── Listing

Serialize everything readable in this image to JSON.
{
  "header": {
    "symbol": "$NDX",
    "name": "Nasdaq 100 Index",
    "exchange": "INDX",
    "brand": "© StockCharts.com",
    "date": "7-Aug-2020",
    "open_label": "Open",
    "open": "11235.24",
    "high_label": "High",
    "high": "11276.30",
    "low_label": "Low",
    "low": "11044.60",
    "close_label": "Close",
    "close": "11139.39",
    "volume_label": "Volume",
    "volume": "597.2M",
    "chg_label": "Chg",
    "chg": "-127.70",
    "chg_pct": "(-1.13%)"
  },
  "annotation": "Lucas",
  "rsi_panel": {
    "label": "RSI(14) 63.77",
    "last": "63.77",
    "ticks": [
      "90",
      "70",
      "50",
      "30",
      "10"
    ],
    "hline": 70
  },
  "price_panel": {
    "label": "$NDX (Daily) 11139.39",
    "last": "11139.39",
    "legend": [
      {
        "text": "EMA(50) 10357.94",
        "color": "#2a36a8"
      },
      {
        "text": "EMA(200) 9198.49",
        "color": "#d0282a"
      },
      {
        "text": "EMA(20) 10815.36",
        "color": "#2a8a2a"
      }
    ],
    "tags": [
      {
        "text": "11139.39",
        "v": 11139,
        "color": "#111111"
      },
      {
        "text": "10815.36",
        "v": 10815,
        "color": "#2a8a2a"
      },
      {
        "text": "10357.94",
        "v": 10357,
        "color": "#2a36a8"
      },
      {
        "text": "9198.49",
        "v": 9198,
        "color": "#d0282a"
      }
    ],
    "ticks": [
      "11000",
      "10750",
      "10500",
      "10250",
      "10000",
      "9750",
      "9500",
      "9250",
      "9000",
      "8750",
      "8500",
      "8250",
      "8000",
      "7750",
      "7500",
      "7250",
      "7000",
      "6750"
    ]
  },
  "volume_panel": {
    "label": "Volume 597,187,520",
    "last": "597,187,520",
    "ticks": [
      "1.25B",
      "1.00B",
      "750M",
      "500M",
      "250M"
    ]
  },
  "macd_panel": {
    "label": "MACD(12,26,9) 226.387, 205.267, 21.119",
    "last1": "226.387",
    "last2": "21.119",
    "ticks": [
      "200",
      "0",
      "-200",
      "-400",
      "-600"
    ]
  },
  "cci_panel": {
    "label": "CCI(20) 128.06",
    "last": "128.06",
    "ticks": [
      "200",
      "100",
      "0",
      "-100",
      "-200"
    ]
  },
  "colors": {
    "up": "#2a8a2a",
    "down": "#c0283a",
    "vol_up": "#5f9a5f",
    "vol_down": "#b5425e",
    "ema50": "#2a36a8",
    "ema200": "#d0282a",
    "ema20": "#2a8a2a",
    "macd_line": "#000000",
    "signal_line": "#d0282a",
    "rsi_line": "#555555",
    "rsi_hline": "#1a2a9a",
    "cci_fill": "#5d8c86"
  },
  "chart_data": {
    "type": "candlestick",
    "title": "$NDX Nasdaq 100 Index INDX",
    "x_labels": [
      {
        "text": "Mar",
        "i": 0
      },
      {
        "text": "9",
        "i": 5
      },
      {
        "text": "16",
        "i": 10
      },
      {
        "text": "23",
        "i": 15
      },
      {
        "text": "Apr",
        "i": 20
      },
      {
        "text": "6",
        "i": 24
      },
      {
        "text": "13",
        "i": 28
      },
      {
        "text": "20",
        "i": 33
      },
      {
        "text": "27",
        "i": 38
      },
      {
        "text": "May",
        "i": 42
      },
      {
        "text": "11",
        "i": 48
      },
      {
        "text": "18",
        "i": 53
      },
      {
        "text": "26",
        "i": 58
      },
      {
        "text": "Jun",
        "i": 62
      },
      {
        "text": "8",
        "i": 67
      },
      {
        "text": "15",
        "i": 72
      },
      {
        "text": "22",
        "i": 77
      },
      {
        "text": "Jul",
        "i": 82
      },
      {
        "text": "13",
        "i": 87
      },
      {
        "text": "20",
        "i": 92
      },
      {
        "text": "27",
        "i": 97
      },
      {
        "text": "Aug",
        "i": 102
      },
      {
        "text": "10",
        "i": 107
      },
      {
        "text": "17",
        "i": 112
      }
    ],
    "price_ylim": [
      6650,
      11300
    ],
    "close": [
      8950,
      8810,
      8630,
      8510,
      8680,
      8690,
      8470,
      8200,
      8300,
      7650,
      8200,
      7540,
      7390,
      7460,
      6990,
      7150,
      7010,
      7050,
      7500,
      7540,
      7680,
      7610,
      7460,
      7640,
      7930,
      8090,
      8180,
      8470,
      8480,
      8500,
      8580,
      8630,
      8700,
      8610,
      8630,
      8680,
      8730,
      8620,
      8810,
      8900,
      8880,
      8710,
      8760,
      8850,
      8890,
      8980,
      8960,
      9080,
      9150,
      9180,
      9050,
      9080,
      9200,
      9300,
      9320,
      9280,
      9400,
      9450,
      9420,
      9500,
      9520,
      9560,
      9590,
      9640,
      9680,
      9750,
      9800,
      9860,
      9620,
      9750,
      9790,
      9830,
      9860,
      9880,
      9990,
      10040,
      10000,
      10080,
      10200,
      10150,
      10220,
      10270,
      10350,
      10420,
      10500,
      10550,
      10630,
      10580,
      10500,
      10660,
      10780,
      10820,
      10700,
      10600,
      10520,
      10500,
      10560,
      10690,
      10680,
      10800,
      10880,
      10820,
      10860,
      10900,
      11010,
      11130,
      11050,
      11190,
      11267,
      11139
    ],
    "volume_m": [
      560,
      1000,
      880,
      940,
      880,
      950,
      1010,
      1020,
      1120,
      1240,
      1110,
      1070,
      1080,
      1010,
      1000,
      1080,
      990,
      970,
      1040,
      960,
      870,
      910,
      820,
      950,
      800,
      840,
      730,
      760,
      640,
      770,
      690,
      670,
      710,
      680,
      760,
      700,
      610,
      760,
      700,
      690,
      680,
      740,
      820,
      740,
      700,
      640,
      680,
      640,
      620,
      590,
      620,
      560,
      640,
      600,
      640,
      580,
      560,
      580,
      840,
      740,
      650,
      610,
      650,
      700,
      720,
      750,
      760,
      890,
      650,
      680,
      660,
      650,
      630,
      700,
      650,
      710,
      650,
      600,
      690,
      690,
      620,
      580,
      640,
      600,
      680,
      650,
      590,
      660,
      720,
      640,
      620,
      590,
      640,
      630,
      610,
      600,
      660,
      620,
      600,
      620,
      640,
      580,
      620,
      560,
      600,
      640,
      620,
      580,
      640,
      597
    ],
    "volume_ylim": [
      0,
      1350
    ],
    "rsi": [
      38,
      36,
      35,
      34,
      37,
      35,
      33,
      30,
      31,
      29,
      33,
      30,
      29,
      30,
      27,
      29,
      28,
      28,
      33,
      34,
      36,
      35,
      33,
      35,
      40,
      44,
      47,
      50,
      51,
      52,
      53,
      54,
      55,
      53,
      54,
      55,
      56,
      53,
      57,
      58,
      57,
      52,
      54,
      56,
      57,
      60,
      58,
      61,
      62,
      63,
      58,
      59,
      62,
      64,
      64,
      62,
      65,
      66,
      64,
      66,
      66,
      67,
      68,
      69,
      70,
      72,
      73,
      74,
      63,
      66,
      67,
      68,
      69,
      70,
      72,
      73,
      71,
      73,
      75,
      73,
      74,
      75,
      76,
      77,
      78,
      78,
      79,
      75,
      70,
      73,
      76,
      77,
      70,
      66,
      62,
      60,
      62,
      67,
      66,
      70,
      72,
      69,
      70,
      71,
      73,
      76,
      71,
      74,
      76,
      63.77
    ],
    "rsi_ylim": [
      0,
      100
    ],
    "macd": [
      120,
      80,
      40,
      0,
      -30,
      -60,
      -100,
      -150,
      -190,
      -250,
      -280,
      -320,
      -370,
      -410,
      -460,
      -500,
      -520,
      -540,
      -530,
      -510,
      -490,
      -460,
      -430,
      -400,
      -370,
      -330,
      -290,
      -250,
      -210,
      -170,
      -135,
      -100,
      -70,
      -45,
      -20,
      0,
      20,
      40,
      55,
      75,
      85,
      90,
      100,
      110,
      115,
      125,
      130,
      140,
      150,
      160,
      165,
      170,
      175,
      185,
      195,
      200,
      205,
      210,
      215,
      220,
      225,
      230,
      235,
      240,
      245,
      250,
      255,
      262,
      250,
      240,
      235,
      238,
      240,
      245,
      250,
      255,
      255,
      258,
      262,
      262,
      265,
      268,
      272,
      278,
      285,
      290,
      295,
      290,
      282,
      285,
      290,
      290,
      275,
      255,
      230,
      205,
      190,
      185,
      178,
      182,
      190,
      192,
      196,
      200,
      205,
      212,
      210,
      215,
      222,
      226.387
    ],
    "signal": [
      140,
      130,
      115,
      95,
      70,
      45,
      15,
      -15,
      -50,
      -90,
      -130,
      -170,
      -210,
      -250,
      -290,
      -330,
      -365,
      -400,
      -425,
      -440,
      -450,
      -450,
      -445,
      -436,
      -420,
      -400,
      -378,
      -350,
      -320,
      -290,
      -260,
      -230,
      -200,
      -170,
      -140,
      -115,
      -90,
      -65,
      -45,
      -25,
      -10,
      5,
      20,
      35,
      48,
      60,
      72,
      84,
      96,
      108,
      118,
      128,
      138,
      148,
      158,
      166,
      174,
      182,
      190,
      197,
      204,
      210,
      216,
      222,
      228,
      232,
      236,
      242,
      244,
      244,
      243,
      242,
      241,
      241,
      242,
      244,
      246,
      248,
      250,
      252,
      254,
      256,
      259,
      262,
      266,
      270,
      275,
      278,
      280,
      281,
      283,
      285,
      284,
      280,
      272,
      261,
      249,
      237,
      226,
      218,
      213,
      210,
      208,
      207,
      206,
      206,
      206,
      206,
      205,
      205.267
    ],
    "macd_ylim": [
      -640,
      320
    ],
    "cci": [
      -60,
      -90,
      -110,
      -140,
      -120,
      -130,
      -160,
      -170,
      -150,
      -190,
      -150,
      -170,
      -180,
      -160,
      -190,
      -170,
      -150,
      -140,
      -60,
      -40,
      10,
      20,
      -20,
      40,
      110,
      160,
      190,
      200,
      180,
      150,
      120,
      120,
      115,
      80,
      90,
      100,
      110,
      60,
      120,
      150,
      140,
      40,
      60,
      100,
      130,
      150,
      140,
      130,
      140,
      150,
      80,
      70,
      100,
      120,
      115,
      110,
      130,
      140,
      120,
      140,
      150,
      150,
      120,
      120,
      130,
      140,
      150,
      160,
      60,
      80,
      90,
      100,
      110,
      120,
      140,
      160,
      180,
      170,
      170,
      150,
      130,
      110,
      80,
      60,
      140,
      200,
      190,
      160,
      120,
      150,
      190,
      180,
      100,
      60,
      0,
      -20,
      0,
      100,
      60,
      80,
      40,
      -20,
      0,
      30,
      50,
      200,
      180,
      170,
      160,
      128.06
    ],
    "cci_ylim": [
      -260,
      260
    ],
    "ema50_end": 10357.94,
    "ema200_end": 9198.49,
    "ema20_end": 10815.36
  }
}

────

» Exercise: Provide the number of lines containing the string "Nasdaq", with no other output.

» Written response: 2